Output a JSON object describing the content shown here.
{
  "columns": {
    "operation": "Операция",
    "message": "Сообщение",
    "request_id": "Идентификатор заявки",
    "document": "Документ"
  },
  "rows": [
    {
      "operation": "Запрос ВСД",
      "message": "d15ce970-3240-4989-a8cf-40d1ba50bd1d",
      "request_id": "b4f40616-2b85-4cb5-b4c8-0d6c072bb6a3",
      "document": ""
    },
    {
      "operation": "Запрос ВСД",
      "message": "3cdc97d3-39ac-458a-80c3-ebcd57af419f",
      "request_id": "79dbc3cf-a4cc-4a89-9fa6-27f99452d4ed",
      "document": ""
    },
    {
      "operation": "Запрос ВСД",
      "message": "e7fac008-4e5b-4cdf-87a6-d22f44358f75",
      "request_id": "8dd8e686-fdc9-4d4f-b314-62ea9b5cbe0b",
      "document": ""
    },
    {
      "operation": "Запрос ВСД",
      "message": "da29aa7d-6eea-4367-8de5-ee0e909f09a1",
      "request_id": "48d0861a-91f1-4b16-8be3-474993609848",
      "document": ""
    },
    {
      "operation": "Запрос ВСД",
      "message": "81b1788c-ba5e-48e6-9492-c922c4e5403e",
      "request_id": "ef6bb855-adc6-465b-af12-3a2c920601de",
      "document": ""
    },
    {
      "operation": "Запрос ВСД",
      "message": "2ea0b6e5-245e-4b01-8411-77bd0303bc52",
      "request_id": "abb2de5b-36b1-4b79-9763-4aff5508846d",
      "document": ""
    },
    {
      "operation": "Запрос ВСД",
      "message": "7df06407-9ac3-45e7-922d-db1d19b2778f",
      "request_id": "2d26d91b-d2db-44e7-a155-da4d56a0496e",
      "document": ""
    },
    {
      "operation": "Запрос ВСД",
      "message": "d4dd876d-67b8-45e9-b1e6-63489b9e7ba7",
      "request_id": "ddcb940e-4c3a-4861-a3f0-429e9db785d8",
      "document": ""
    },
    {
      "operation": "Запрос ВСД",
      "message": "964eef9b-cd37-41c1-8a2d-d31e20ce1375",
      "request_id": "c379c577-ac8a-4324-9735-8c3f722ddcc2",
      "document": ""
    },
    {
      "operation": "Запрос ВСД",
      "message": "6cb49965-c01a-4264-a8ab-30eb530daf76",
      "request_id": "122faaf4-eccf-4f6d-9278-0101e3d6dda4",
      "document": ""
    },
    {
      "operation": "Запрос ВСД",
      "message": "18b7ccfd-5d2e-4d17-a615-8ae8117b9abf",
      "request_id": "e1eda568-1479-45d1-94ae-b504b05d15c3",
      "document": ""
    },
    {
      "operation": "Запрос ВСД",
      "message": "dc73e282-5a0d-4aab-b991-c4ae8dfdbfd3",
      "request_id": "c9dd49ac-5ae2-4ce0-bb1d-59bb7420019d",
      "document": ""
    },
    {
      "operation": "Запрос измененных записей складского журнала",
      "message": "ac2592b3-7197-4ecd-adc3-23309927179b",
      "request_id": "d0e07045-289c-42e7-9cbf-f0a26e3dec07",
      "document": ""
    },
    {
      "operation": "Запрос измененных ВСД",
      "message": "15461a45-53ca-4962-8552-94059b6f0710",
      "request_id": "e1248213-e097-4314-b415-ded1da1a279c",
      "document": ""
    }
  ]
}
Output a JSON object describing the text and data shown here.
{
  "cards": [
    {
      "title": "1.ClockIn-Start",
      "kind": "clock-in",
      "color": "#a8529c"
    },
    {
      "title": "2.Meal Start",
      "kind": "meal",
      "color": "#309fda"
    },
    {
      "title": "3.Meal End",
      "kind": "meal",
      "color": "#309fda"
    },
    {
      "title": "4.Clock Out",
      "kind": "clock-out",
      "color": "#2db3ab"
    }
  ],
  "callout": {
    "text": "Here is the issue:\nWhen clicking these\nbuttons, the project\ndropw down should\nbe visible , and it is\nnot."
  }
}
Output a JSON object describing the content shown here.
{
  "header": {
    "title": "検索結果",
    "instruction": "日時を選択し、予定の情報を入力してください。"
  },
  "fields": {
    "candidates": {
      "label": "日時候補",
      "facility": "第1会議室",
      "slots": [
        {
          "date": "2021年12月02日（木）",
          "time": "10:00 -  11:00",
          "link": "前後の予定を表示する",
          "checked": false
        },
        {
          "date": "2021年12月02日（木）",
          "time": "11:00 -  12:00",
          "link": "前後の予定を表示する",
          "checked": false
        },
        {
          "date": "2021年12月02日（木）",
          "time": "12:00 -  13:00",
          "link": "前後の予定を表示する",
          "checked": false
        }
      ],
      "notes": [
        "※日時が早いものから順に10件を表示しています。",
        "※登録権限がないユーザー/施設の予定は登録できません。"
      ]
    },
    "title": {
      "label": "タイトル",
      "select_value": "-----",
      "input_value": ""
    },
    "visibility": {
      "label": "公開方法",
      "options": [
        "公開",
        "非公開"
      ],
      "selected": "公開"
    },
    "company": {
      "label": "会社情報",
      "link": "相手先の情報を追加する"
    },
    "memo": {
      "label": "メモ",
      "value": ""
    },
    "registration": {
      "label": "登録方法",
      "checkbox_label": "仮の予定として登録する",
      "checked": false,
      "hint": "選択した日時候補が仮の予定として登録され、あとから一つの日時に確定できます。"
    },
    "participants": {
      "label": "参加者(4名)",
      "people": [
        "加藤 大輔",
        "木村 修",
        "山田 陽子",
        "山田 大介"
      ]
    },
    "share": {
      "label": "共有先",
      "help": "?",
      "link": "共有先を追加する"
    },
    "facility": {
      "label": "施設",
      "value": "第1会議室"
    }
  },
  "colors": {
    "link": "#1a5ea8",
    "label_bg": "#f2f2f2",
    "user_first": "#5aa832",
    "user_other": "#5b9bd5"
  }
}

## [Given task]
Find all lines holding the string "text" and copy them.

## [Exercise solution]
Output a JSON object describing the text and data shown here.
    "text": "Here is the issue:\nWhen clicking these\nbuttons, the project\ndropw down should\nbe visible , and it is\nnot."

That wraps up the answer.